**EXERCISE**. Count the lines below that contain the word "山顶洞人遗址", and report only that number.
*** RECORDED INFORMATION
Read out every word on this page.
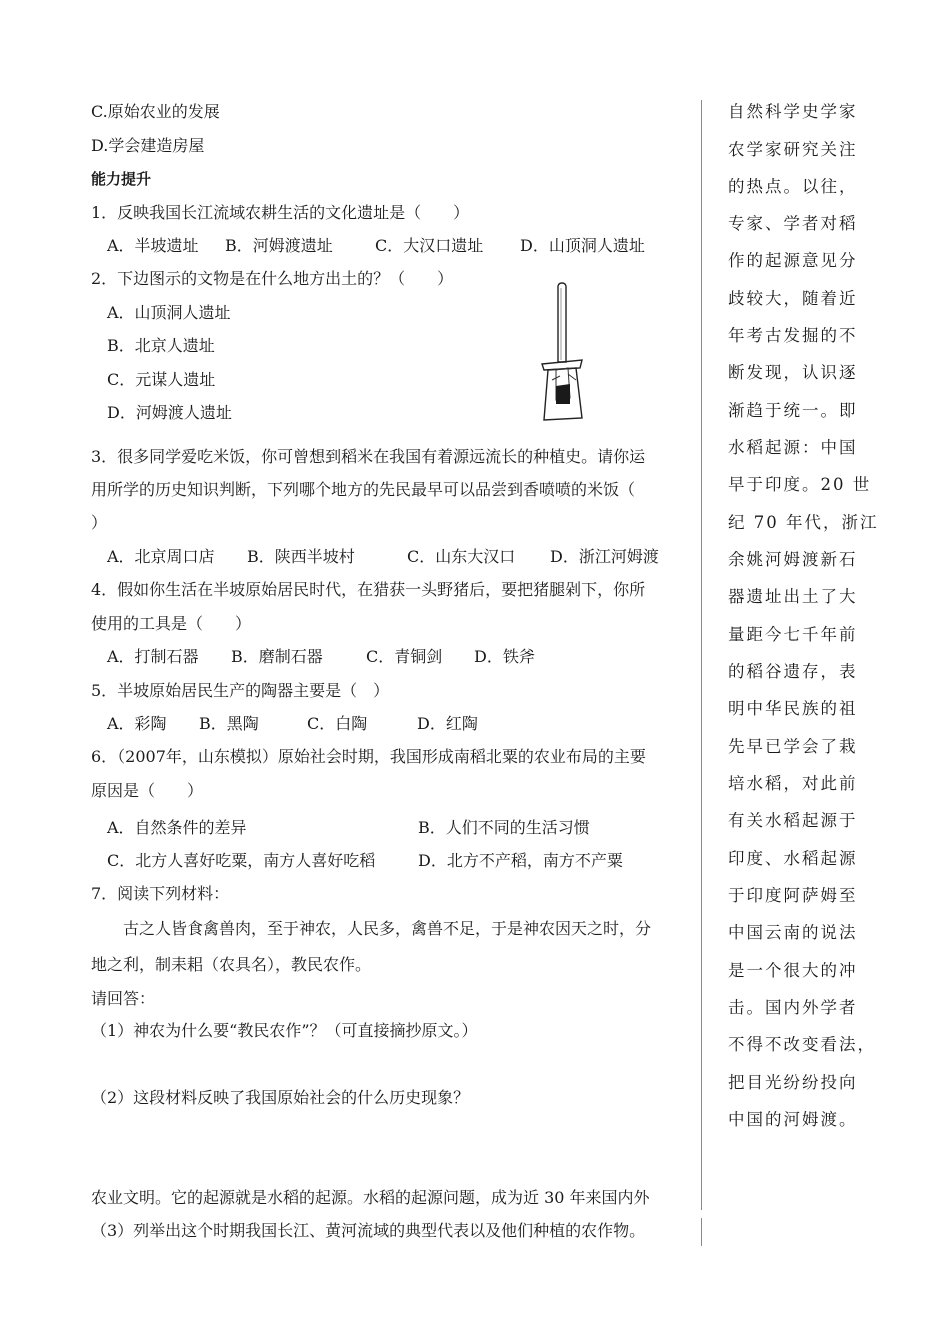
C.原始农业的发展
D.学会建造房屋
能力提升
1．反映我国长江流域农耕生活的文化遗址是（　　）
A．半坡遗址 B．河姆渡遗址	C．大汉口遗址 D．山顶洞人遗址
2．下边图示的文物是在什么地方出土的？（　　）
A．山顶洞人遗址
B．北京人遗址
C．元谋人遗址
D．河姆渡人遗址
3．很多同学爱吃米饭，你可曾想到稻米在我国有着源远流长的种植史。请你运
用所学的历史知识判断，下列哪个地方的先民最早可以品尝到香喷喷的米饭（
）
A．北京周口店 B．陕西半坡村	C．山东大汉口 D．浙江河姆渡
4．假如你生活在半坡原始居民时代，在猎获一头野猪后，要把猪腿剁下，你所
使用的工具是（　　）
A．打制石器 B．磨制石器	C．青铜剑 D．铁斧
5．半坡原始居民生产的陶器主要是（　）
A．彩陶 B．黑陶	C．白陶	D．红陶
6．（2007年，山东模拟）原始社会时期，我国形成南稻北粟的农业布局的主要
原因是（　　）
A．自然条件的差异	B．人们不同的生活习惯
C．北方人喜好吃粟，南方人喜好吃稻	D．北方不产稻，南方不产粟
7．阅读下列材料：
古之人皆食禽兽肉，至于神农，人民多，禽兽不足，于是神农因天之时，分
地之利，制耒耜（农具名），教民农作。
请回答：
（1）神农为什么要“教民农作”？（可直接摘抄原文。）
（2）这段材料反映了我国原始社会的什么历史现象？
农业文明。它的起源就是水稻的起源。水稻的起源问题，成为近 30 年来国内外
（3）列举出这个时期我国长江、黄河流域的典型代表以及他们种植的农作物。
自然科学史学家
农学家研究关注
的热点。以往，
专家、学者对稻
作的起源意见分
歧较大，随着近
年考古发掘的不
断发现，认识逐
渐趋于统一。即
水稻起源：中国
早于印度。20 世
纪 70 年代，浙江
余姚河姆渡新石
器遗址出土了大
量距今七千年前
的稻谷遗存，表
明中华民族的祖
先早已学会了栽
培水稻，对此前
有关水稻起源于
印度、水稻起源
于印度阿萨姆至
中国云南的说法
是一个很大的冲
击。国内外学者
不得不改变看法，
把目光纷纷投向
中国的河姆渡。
******
**RESULT OF THE EXERCISE**. 2